#### Page extract:
####################

In one respect Judaism was a greater challenge to Christianity than Islam. Jews could make the claim that they were more familiar (Latin: familiaris, “belonging to the household,”) with the Christian Savior than was the Church. In another, Islam proved to be far more dangerous. In spite of the persistence and durability of accusations to the contrary, such as the infamous Protocols of the Elders of Zion, Jewish lay and religious leaders have had neither the motive nor the power to transform the larger Christian society into a Jewish one.[16] By contrast, Muslims have had both the motive and the power.
As long as the frontiers of Christendom and Islam were relatively well defined, each tradition could defend the integrity of its religious institutions and their legitimating narratives from a position of relative cognitive security. That situation no longer holds. We can no longer speak of Islam and the West but of Islam massively present in the West.[17] Moreover, the birthrate differential between Muslims and non-Muslims indicates that Bernard Lewis was not far off the mark when he declared in a 2004 interview that Europe will be Muslim by the end of the twenty-first century.[18]
The roots of Europe’s identity may be Christian; its future identity may not be. In the Western world, Muslims are free to practice and propagate their religion, often with state support. By contrast, Islam’s cognitive monopoly remains intact in almost all countries of Muslim inheritance. There is little reciprocity between the religious freedom Muslims enjoy in the West and the severe constraints on such freedom imposed on Christians in Muslim lands. In countries like Saudi Arabia, for example, public Christian worship is prohibited although, at least in theory, private worship is permitted. Christian missionary activity is absolutely forbidden and conversion to Christianity is considered apostasy, a capital offense unless recanted.[19]
The controversy surrounding the question of whether the constitution of the European Union, rejected by the voters of France and Holland in 2004, ought to include some acknowledgement of Europe’s Christian heritage is indicative of the complexity of the reciprocity issue. One former French parliamentarian, Socialist Olivier Duhamel, spoke for many Europeans when he warned that any mention of God or Christianity in the European constitution would be tantamount to excluding Muslims, other non-Christians, and atheists from the new European political community. Valery Giscard d’Estaing, the former president of France who served as president of the constitutional convention, expressed his opposition as follows: “Europeans live in a purely secular political system, where religion does not play an important role.”[20]
Apparently, the issue of reciprocity does not trouble politicians like Giscard d’Estaing and Duhamel in spite of the fact that some very important European Muslim religious leaders have publicly stated that that they have no intention of integrating their communities into European civilization or even in creating a parallel civilization. Instead, they intend to use the European Union’s religious freedom eventually to replace Europe’s secular political and cultural institutions with those defined by Islamic tradition and law. Other Muslim leaders are less candid when they speak in European languages, but when they speak Arabic or Farsi there is little difference between their views and those of their less discrete colleagues. In reality, by their own admission, radical Muslims are waging an asymmetric war of religion, a jihad, for universal Muslim dominance that secular Western leaders appear unwilling or unable to recognize.

####################

#### Supplied information:
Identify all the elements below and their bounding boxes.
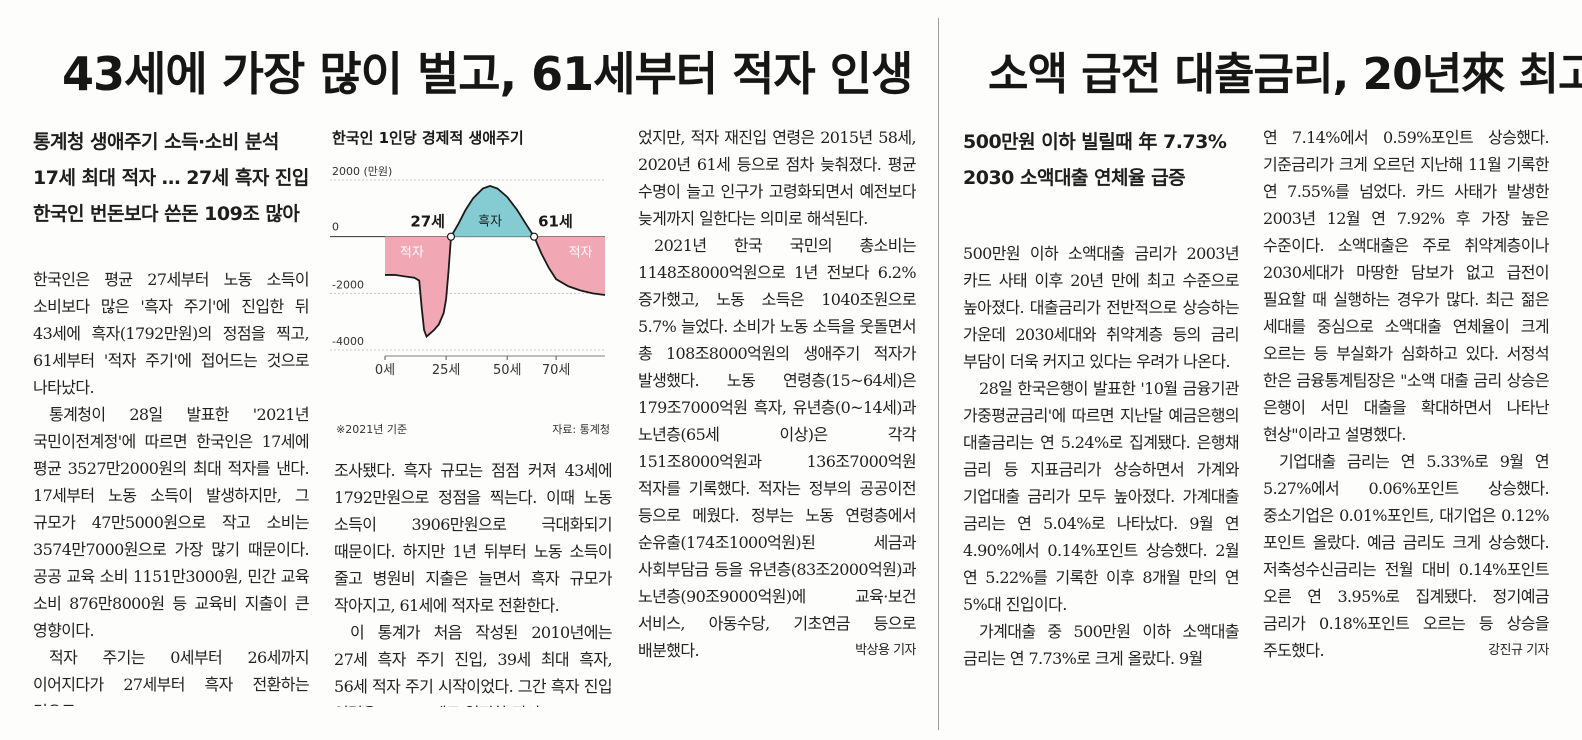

####################

#### Given instruction A:
Can you rewrite the essay excerpt from "In one respect" to "and the power.", changing "Savior" to "Redeemer"?
#### Given instruction B:
In the essay excerpt, in what year did Bernard Lewis say in an interview that Europe will be Muslim by the end of the twenty-first century?

#### Exercise output A:
In one respect Judaism was a greater challenge to Christianity than Islam. Jews could make the claim that they were more familiar (Latin: familiaris, “belonging to the household,”) with the Christian Redeemer than was the Church. In another, Islam proved to be far more dangerous. In spite of the persistence and durability of accusations to the contrary, such as the infamous Protocols of the Elders of Zion, Jewish lay and religious leaders have had neither the motive nor the power to transform the larger Christian society into a Jewish one.[16] By contrast, Muslims have had both the motive and the power.

#### Exercise output B:
2004